Return the records that follow unaltered. Omit every picture.

-------- AVAILABLE RECORDS --------

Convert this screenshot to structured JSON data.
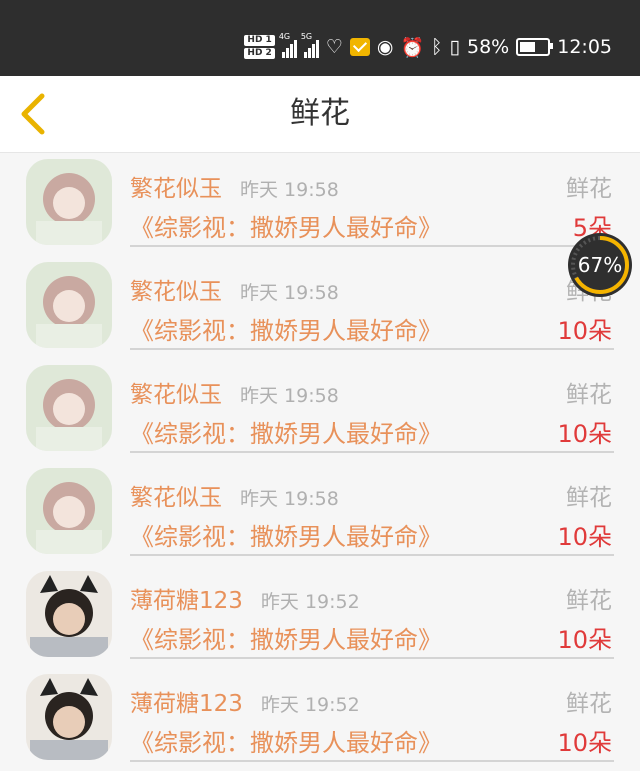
{
  "status_bar": {
    "hd1": "HD 1",
    "hd2": "HD 2",
    "net1": "4G",
    "net2": "5G",
    "battery_pct": "58%",
    "time": "12:05"
  },
  "header": {
    "title": "鲜花"
  },
  "items": [
    {
      "name": "繁花似玉",
      "time": "昨天 19:58",
      "type": "鲜花",
      "book": "《综影视：撒娇男人最好命》",
      "count": "5朵"
    },
    {
      "name": "繁花似玉",
      "time": "昨天 19:58",
      "type": "鲜花",
      "book": "《综影视：撒娇男人最好命》",
      "count": "10朵"
    },
    {
      "name": "繁花似玉",
      "time": "昨天 19:58",
      "type": "鲜花",
      "book": "《综影视：撒娇男人最好命》",
      "count": "10朵"
    },
    {
      "name": "繁花似玉",
      "time": "昨天 19:58",
      "type": "鲜花",
      "book": "《综影视：撒娇男人最好命》",
      "count": "10朵"
    },
    {
      "name": "薄荷糖123",
      "time": "昨天 19:52",
      "type": "鲜花",
      "book": "《综影视：撒娇男人最好命》",
      "count": "10朵"
    },
    {
      "name": "薄荷糖123",
      "time": "昨天 19:52",
      "type": "鲜花",
      "book": "《综影视：撒娇男人最好命》",
      "count": "10朵"
    }
  ],
  "floating_widget": {
    "label": "67%",
    "progress": 0.67
  },
  "colors": {
    "accent": "#e8915a",
    "count": "#e03a3a",
    "back_arrow": "#e9b300"
  }
}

--------

- **RESULT FOR THIS TASK**:
Convert this screenshot to structured JSON data.
{
  "status_bar": {
    "hd1": "HD 1",
    "hd2": "HD 2",
    "net1": "4G",
    "net2": "5G",
    "battery_pct": "58%",
    "time": "12:05"
  },
  "header": {
    "title": "鲜花"
  },
  "items": [
    {
      "name": "繁花似玉",
      "time": "昨天 19:58",
      "type": "鲜花",
      "book": "《综影视：撒娇男人最好命》",
      "count": "5朵"
    },
    {
      "name": "繁花似玉",
      "time": "昨天 19:58",
      "type": "鲜花",
      "book": "《综影视：撒娇男人最好命》",
      "count": "10朵"
    },
    {
      "name": "繁花似玉",
      "time": "昨天 19:58",
      "type": "鲜花",
      "book": "《综影视：撒娇男人最好命》",
      "count": "10朵"
    },
    {
      "name": "繁花似玉",
      "time": "昨天 19:58",
      "type": "鲜花",
      "book": "《综影视：撒娇男人最好命》",
      "count": "10朵"
    },
    {
      "name": "薄荷糖123",
      "time": "昨天 19:52",
      "type": "鲜花",
      "book": "《综影视：撒娇男人最好命》",
      "count": "10朵"
    },
    {
      "name": "薄荷糖123",
      "time": "昨天 19:52",
      "type": "鲜花",
      "book": "《综影视：撒娇男人最好命》",
      "count": "10朵"
    }
  ],
  "floating_widget": {
    "label": "67%",
    "progress": 0.67
  },
  "colors": {
    "accent": "#e8915a",
    "count": "#e03a3a",
    "back_arrow": "#e9b300"
  }
}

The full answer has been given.